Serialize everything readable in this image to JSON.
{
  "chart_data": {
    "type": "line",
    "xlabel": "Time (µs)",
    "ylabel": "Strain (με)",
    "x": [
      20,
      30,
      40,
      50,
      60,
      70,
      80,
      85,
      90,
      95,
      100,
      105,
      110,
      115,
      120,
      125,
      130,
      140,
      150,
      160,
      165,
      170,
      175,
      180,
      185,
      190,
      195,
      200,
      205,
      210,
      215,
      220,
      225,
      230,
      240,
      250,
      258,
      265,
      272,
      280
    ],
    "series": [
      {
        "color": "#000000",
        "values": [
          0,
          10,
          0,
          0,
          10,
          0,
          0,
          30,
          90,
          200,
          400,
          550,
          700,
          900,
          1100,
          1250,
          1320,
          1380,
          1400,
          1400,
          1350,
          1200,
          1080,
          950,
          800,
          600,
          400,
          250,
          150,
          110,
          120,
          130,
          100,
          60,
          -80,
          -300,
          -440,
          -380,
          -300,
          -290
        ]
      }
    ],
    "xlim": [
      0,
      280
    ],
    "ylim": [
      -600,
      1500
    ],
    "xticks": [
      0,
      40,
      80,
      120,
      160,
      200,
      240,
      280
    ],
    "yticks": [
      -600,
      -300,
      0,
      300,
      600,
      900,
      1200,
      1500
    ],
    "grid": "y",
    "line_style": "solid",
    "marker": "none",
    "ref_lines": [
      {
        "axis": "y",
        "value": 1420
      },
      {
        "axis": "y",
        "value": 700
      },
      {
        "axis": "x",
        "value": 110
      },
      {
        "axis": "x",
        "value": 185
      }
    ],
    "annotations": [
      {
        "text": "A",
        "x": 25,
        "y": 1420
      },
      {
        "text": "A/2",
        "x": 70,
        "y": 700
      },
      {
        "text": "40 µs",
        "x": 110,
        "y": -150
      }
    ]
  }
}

* * *

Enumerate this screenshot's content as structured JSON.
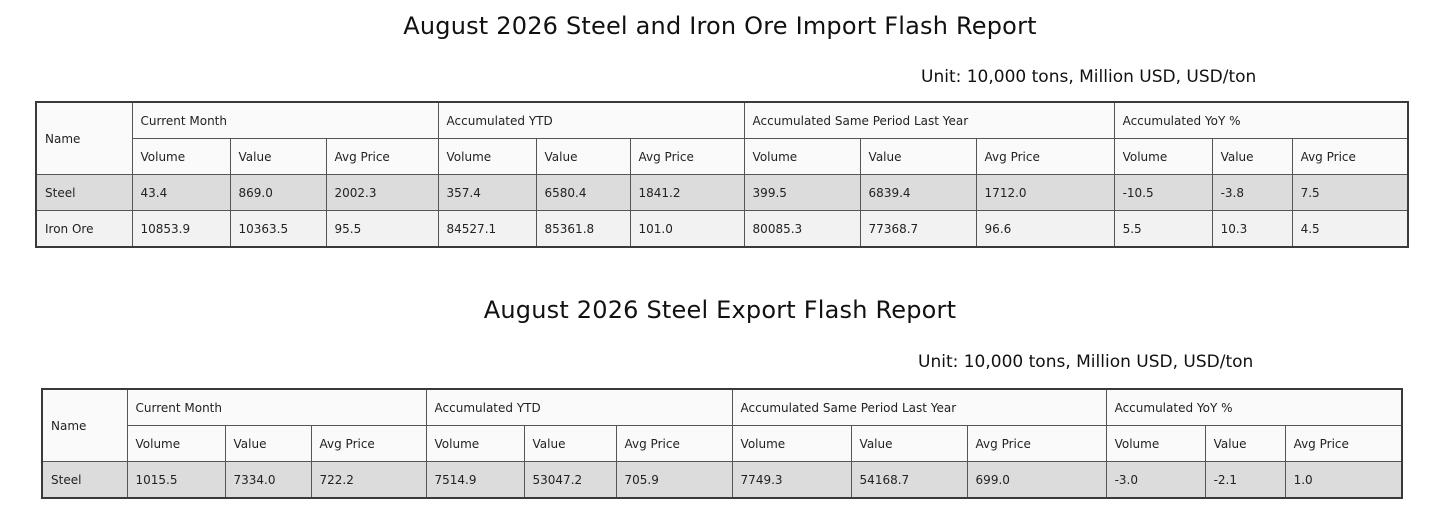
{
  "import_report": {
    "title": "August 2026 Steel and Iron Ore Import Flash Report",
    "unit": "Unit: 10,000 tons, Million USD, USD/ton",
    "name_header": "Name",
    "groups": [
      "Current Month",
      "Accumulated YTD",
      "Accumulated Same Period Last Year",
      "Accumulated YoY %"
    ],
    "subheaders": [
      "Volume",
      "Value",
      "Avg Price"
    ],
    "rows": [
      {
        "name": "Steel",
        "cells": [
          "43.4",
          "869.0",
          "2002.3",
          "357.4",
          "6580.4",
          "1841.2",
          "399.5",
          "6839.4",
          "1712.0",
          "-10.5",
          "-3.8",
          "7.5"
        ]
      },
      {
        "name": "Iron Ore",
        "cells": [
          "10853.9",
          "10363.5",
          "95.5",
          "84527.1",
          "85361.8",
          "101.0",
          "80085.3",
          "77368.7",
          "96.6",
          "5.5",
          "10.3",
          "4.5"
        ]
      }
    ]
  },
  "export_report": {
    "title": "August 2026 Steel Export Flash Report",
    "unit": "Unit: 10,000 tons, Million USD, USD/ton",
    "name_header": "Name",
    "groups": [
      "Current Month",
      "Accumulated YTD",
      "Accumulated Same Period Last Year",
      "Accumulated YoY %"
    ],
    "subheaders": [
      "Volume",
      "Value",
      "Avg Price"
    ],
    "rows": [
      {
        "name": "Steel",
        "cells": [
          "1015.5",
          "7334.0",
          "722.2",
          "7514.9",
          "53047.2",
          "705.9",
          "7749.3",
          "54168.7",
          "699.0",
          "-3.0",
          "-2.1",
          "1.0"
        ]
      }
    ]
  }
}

* * *

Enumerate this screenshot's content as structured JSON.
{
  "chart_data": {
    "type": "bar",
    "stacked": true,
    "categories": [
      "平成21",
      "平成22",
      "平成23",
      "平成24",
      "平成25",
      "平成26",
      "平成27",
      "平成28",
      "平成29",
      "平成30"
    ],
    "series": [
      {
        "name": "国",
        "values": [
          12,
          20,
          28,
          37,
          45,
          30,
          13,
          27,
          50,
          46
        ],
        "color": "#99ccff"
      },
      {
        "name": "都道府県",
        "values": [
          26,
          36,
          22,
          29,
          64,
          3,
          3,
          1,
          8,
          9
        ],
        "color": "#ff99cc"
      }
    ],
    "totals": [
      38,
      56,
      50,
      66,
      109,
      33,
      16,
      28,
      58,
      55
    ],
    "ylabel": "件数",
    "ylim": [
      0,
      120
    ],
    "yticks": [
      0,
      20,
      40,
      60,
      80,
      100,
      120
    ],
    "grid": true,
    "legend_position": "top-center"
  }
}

● **GOAL**: In the listing above, find the lines holding the word "Flash" and copy them.

● **RESPONSE TO THIS EXERCISE**:
    "title": "August 2026 Steel and Iron Ore Import Flash Report",
    "title": "August 2026 Steel Export Flash Report",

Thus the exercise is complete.